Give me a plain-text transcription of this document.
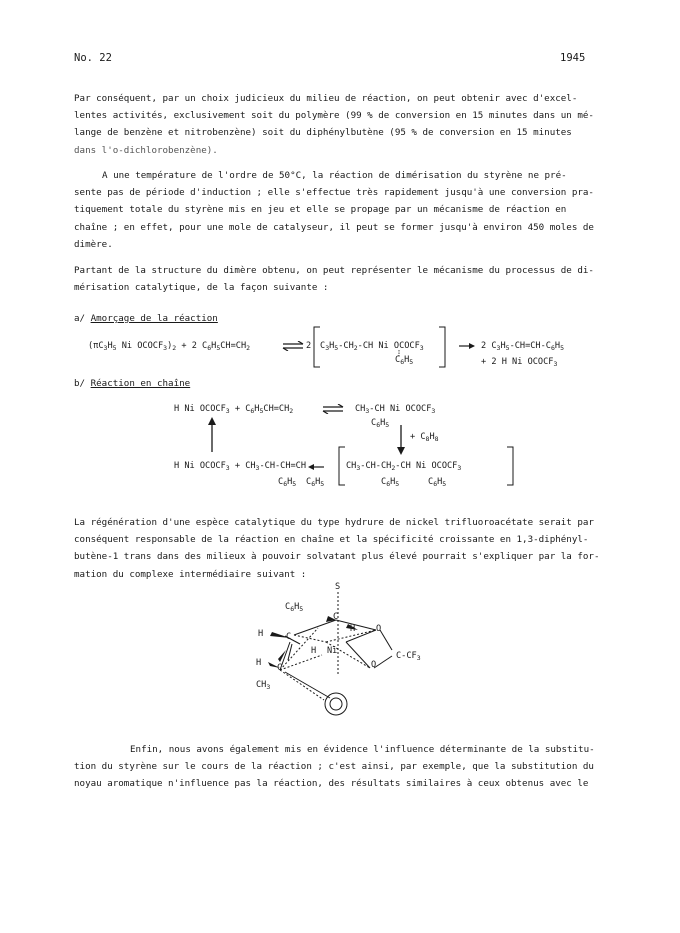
No. 22	1945
Par conséquent, par un choix judicieux du milieu de réaction, on peut obtenir avec d'excel-
lentes activités, exclusivement soit du polymère (99 % de conversion en 15 minutes dans un mé-
lange de benzène et nitrobenzène) soit du diphénylbutène (95 % de conversion en 15 minutes
dans l'o-dichlorobenzène).
A une température de l'ordre de 50°C, la réaction de dimérisation du styrène ne pré-
sente pas de période d'induction ; elle s'effectue très rapidement jusqu'à une conversion pra-
tiquement totale du styrène mis en jeu et elle se propage par un mécanisme de réaction en
chaîne ; en effet, pour une mole de catalyseur, il peut se former jusqu'à environ 450 moles de
dimère.
Partant de la structure du dimère obtenu, on peut représenter le mécanisme du processus de di-
mérisation catalytique, de la façon suivante :
a/ Amorçage de la réaction
($\pi C_3H_5$ Ni $OCOCF_3)_2 + 2$ $C_6H_5CH=CH_2$ ⇌ 2 $C_3H_5-CH_2-CH$ Ni $OCOCF_3$
$C_6H_5$
→ 2 $C_3H_5-CH=CH-C_6H_5$
+ 2 H Ni $OCOCF_3$
b/ Réaction en chaîne
H Ni $OCOCF_3 + C_6H_5CH=CH_2$ ⇌ $CH_3-CH$ Ni $OCOCF_3$
$C_6H_5$
+ $C_8H_8$
H Ni $OCOCF_3 + CH_3-CH-CH=CH$
$C_6H_5$ $C_6H_5$
$CH_3-CH-CH_2-CH$ Ni $OCOCF_3$
$C_6H_5$	$C_6H_5$
La régénération d'une espèce catalytique du type hydrure de nickel trifluoroacétate serait par
conséquent responsable de la réaction en chaîne et la spécificité croissante en 1,3-diphényl-
butène-1 trans dans des milieux à pouvoir solvatant plus élevé pourrait s'expliquer par la for-
mation du complexe intermédiaire suivant :
S
$C_6H_5$
C
H O
H	C
H Ni	$C-CF_3$
H C	O
$CH_3$
Enfin, nous avons également mis en évidence l'influence déterminante de la substitu-
tion du styrène sur le cours de la réaction ; c'est ainsi, par exemple, que la substitution du
noyau aromatique n'influence pas la réaction, des résultats similaires à ceux obtenus avec le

GIVEN PROBLEM
Which lines hold the word "dans"? Show each one.

FULL SOLUTION
lentes activités, exclusivement soit du polymère (99 % de conversion en 15 minutes dans un mé-
dans l'o-dichlorobenzène).
butène-1 trans dans des milieux à pouvoir solvatant plus élevé pourrait s'expliquer par la for-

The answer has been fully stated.